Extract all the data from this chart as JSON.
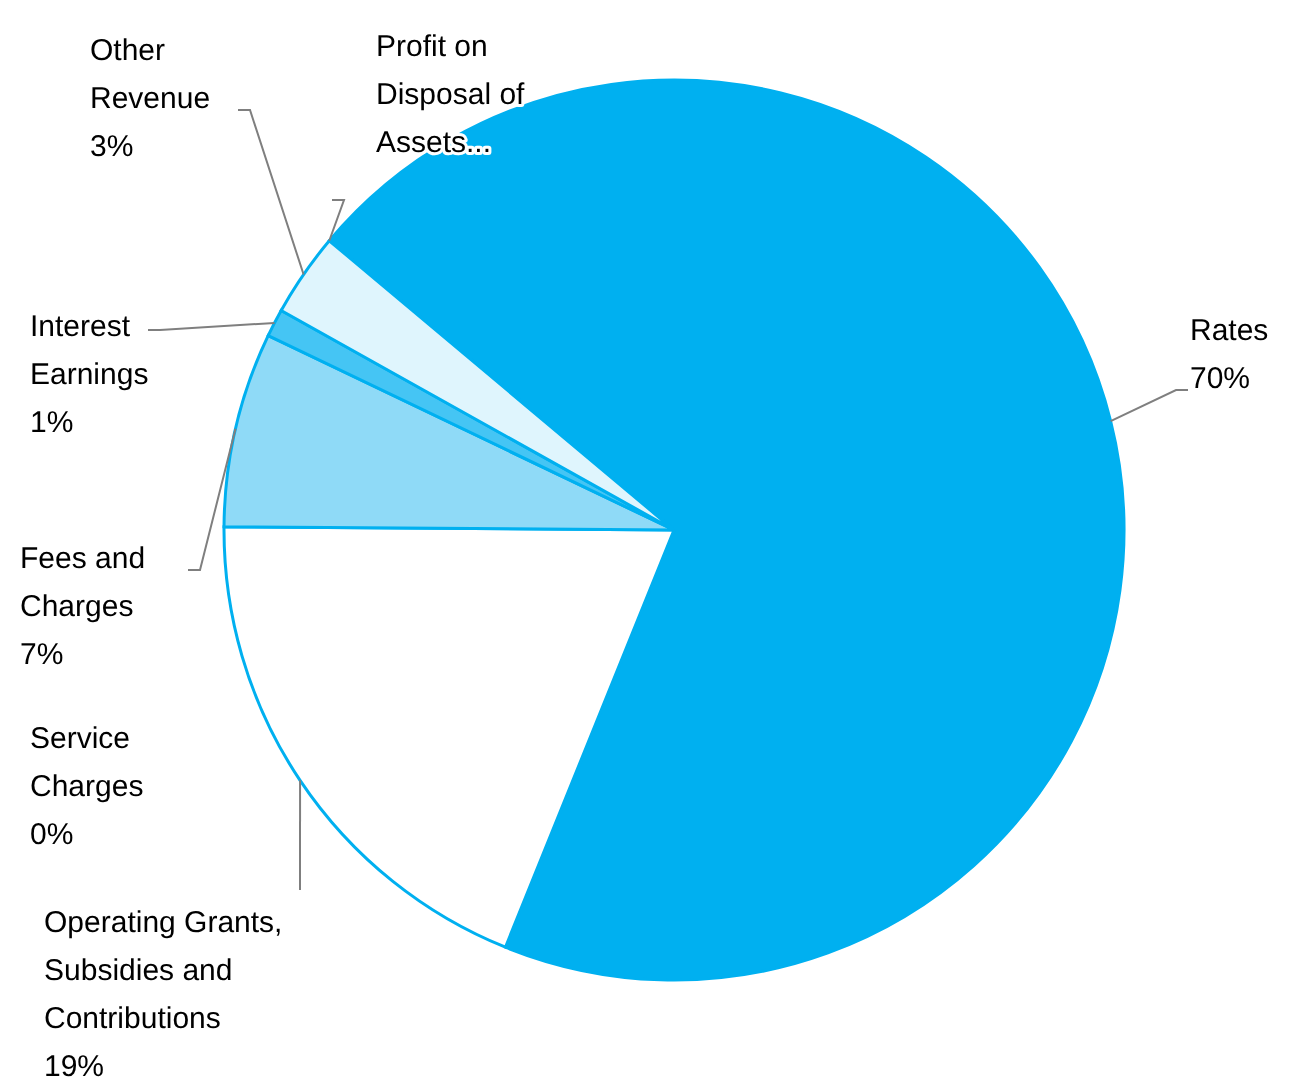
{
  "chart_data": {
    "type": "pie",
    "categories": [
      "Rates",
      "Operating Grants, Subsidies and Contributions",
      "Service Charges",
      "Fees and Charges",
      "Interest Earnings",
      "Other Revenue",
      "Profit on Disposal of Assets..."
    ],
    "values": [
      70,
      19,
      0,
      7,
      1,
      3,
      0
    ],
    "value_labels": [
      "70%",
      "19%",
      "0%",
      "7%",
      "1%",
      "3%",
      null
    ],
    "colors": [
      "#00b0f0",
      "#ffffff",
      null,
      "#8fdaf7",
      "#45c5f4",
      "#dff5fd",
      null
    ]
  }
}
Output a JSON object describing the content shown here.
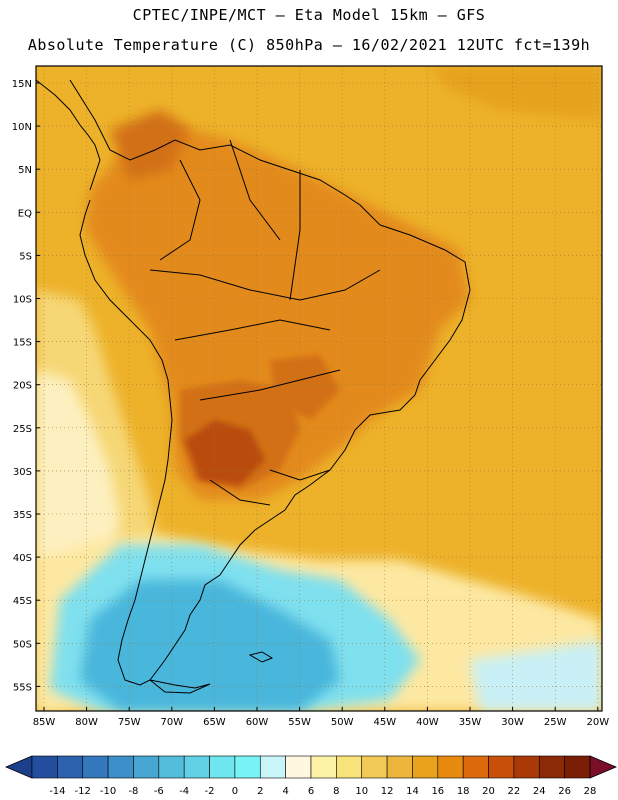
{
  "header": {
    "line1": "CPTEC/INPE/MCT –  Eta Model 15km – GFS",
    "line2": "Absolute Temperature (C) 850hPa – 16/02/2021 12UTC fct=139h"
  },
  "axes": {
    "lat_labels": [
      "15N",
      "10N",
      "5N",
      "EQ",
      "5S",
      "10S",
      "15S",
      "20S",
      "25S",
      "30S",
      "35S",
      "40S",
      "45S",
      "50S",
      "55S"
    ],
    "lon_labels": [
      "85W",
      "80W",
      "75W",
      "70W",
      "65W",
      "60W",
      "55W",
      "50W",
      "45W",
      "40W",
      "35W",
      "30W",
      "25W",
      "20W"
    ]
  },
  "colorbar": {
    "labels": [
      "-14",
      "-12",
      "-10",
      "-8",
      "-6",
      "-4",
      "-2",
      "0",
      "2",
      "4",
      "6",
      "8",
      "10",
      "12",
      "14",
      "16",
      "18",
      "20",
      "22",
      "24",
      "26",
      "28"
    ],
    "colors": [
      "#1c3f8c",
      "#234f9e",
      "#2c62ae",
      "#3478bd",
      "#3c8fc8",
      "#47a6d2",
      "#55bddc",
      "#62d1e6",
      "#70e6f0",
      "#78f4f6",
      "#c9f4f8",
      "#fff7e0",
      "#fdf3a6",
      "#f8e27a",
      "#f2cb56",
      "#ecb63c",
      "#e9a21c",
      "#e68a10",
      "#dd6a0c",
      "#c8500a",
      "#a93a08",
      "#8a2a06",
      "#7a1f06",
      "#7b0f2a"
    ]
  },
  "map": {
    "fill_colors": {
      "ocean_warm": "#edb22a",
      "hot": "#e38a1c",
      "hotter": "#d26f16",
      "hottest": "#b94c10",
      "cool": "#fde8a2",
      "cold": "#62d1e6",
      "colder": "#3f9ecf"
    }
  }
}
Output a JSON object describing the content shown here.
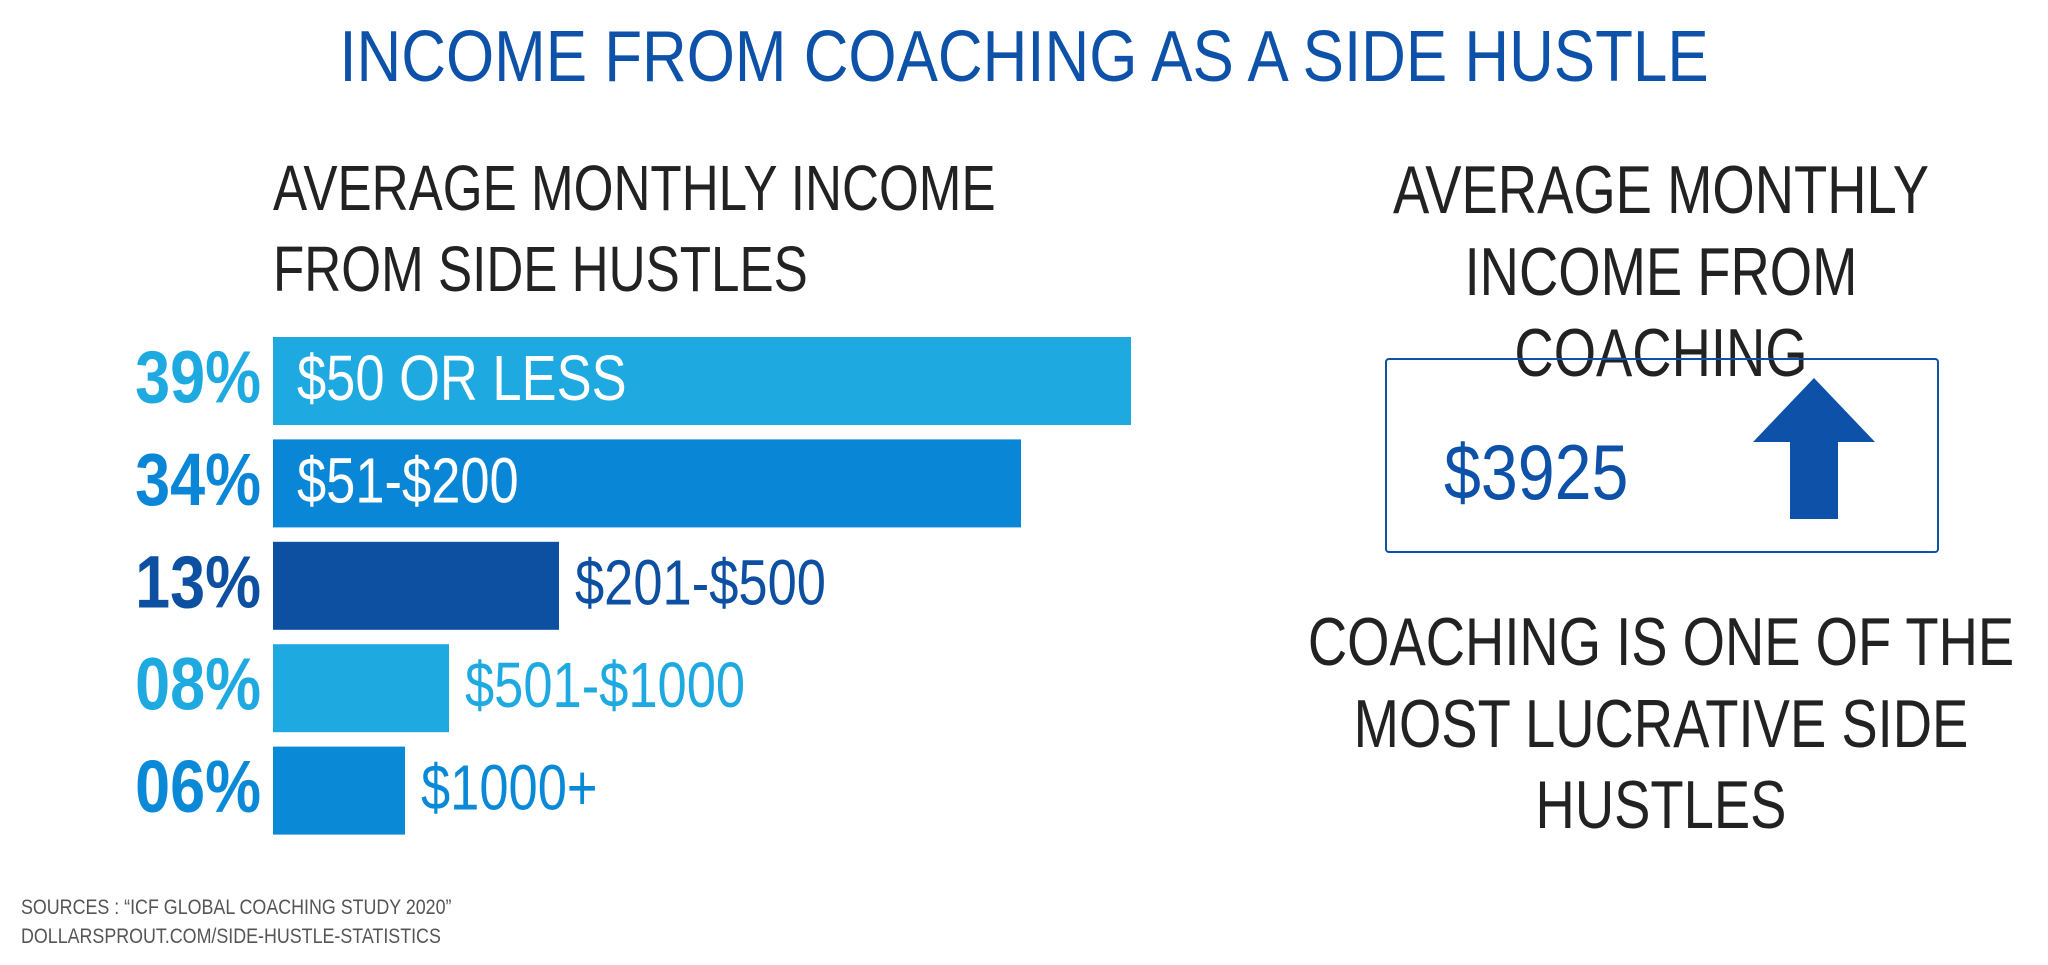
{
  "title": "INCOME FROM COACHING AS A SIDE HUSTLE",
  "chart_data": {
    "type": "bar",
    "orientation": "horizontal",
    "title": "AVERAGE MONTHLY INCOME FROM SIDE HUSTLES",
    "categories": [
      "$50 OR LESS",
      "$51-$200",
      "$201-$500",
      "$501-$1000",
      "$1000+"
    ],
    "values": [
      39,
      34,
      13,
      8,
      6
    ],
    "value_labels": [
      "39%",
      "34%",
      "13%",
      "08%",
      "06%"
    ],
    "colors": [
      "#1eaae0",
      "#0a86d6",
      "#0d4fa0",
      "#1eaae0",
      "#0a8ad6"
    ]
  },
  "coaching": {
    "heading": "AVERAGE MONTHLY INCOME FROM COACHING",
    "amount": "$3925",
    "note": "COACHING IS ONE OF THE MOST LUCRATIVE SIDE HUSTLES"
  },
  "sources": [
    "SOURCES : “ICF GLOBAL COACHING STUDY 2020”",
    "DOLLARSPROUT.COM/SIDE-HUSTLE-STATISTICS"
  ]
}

- [Direction]: All records must be output exactly as they are, except for the pictures, which are left out.

- [The response]:
Extract all the data from this chart as JSON.
{
  "chart_data": {
    "type": "pie",
    "categories": [
      "Rates",
      "Operating Grants, Subsidies and Contributions",
      "Service Charges",
      "Fees and Charges",
      "Interest Earnings",
      "Other Revenue",
      "Profit on Disposal of Assets..."
    ],
    "values": [
      70,
      19,
      0,
      7,
      1,
      3,
      0
    ],
    "value_labels": [
      "70%",
      "19%",
      "0%",
      "7%",
      "1%",
      "3%",
      null
    ],
    "colors": [
      "#00b0f0",
      "#ffffff",
      null,
      "#8fdaf7",
      "#45c5f4",
      "#dff5fd",
      null
    ]
  }
}
Output a JSON object describing the content shown here.
{
  "header": {
    "line1": "CPTEC/INPE/MCT –  Eta Model 15km – GFS",
    "line2": "Absolute Temperature (C) 850hPa – 16/02/2021 12UTC fct=139h"
  },
  "axes": {
    "lat_labels": [
      "15N",
      "10N",
      "5N",
      "EQ",
      "5S",
      "10S",
      "15S",
      "20S",
      "25S",
      "30S",
      "35S",
      "40S",
      "45S",
      "50S",
      "55S"
    ],
    "lon_labels": [
      "85W",
      "80W",
      "75W",
      "70W",
      "65W",
      "60W",
      "55W",
      "50W",
      "45W",
      "40W",
      "35W",
      "30W",
      "25W",
      "20W"
    ]
  },
  "colorbar": {
    "labels": [
      "-14",
      "-12",
      "-10",
      "-8",
      "-6",
      "-4",
      "-2",
      "0",
      "2",
      "4",
      "6",
      "8",
      "10",
      "12",
      "14",
      "16",
      "18",
      "20",
      "22",
      "24",
      "26",
      "28"
    ],
    "colors": [
      "#1c3f8c",
      "#234f9e",
      "#2c62ae",
      "#3478bd",
      "#3c8fc8",
      "#47a6d2",
      "#55bddc",
      "#62d1e6",
      "#70e6f0",
      "#78f4f6",
      "#c9f4f8",
      "#fff7e0",
      "#fdf3a6",
      "#f8e27a",
      "#f2cb56",
      "#ecb63c",
      "#e9a21c",
      "#e68a10",
      "#dd6a0c",
      "#c8500a",
      "#a93a08",
      "#8a2a06",
      "#7a1f06",
      "#7b0f2a"
    ]
  },
  "map": {
    "fill_colors": {
      "ocean_warm": "#edb22a",
      "hot": "#e38a1c",
      "hotter": "#d26f16",
      "hottest": "#b94c10",
      "cool": "#fde8a2",
      "cold": "#62d1e6",
      "colder": "#3f9ecf"
    }
  }
}
Output a JSON object describing the content shown here.
{
  "title": "INCOME FROM COACHING AS A SIDE HUSTLE",
  "chart_data": {
    "type": "bar",
    "orientation": "horizontal",
    "title": "AVERAGE MONTHLY INCOME FROM SIDE HUSTLES",
    "categories": [
      "$50 OR LESS",
      "$51-$200",
      "$201-$500",
      "$501-$1000",
      "$1000+"
    ],
    "values": [
      39,
      34,
      13,
      8,
      6
    ],
    "value_labels": [
      "39%",
      "34%",
      "13%",
      "08%",
      "06%"
    ],
    "colors": [
      "#1eaae0",
      "#0a86d6",
      "#0d4fa0",
      "#1eaae0",
      "#0a8ad6"
    ]
  },
  "coaching": {
    "heading": "AVERAGE MONTHLY INCOME FROM COACHING",
    "amount": "$3925",
    "note": "COACHING IS ONE OF THE MOST LUCRATIVE SIDE HUSTLES"
  },
  "sources": [
    "SOURCES : “ICF GLOBAL COACHING STUDY 2020”",
    "DOLLARSPROUT.COM/SIDE-HUSTLE-STATISTICS"
  ]
}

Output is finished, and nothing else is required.